WHAT THE EXERCISE ASKS:
Pictures do not belong in the copy, so please give every entry below again exactly.
* begin RECORD SET *
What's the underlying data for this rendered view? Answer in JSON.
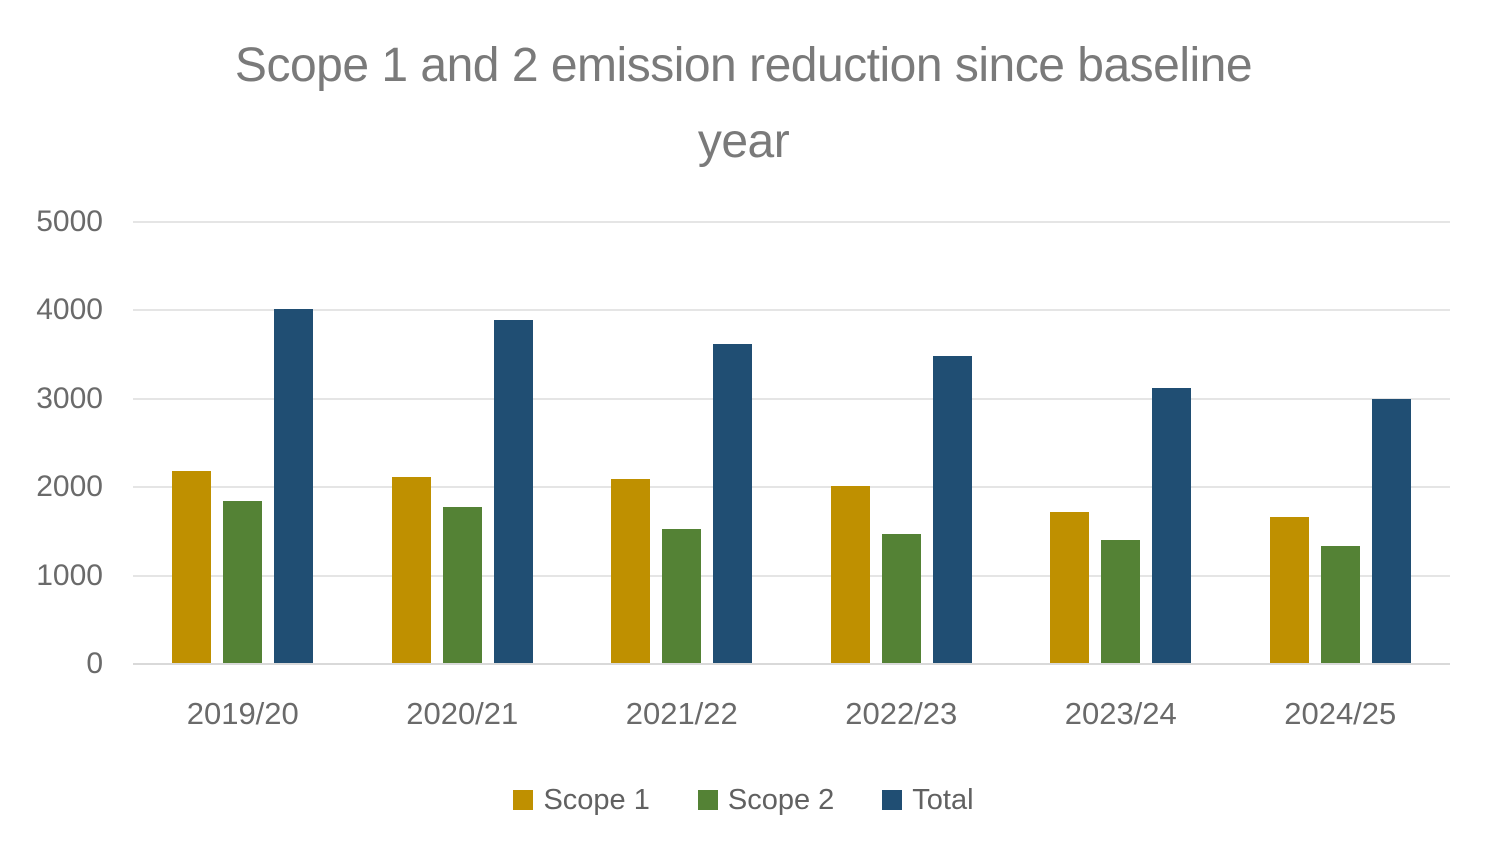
{
  "title": {
    "line1": "Scope 1 and 2 emission reduction since baseline",
    "line2": "year"
  },
  "colors": {
    "scope1": "#BF9000",
    "scope2": "#548235",
    "total": "#204E73",
    "title_text": "#7a7a7a",
    "axis_text": "#6a6a6a",
    "gridline": "#e5e5e5",
    "baseline": "#d9d9d9"
  },
  "chart_data": {
    "type": "bar",
    "title": "Scope 1 and 2 emission reduction since baseline year",
    "categories": [
      "2019/20",
      "2020/21",
      "2021/22",
      "2022/23",
      "2023/24",
      "2024/25"
    ],
    "series": [
      {
        "name": "Scope 1",
        "color": "#BF9000",
        "values": [
          2180,
          2110,
          2090,
          2010,
          1720,
          1660
        ]
      },
      {
        "name": "Scope 2",
        "color": "#548235",
        "values": [
          1840,
          1780,
          1530,
          1470,
          1400,
          1340
        ]
      },
      {
        "name": "Total",
        "color": "#204E73",
        "values": [
          4020,
          3890,
          3620,
          3480,
          3120,
          3000
        ]
      }
    ],
    "xlabel": "",
    "ylabel": "",
    "ylim": [
      0,
      5000
    ],
    "yticks": [
      0,
      1000,
      2000,
      3000,
      4000,
      5000
    ],
    "grid": "horizontal",
    "legend_position": "bottom"
  }
}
* end RECORD SET *
SOLUTION FOR THIS TASK:
What's the underlying data for this rendered view? Answer in JSON.
{
  "title": {
    "line1": "Scope 1 and 2 emission reduction since baseline",
    "line2": "year"
  },
  "colors": {
    "scope1": "#BF9000",
    "scope2": "#548235",
    "total": "#204E73",
    "title_text": "#7a7a7a",
    "axis_text": "#6a6a6a",
    "gridline": "#e5e5e5",
    "baseline": "#d9d9d9"
  },
  "chart_data": {
    "type": "bar",
    "title": "Scope 1 and 2 emission reduction since baseline year",
    "categories": [
      "2019/20",
      "2020/21",
      "2021/22",
      "2022/23",
      "2023/24",
      "2024/25"
    ],
    "series": [
      {
        "name": "Scope 1",
        "color": "#BF9000",
        "values": [
          2180,
          2110,
          2090,
          2010,
          1720,
          1660
        ]
      },
      {
        "name": "Scope 2",
        "color": "#548235",
        "values": [
          1840,
          1780,
          1530,
          1470,
          1400,
          1340
        ]
      },
      {
        "name": "Total",
        "color": "#204E73",
        "values": [
          4020,
          3890,
          3620,
          3480,
          3120,
          3000
        ]
      }
    ],
    "xlabel": "",
    "ylabel": "",
    "ylim": [
      0,
      5000
    ],
    "yticks": [
      0,
      1000,
      2000,
      3000,
      4000,
      5000
    ],
    "grid": "horizontal",
    "legend_position": "bottom"
  }
}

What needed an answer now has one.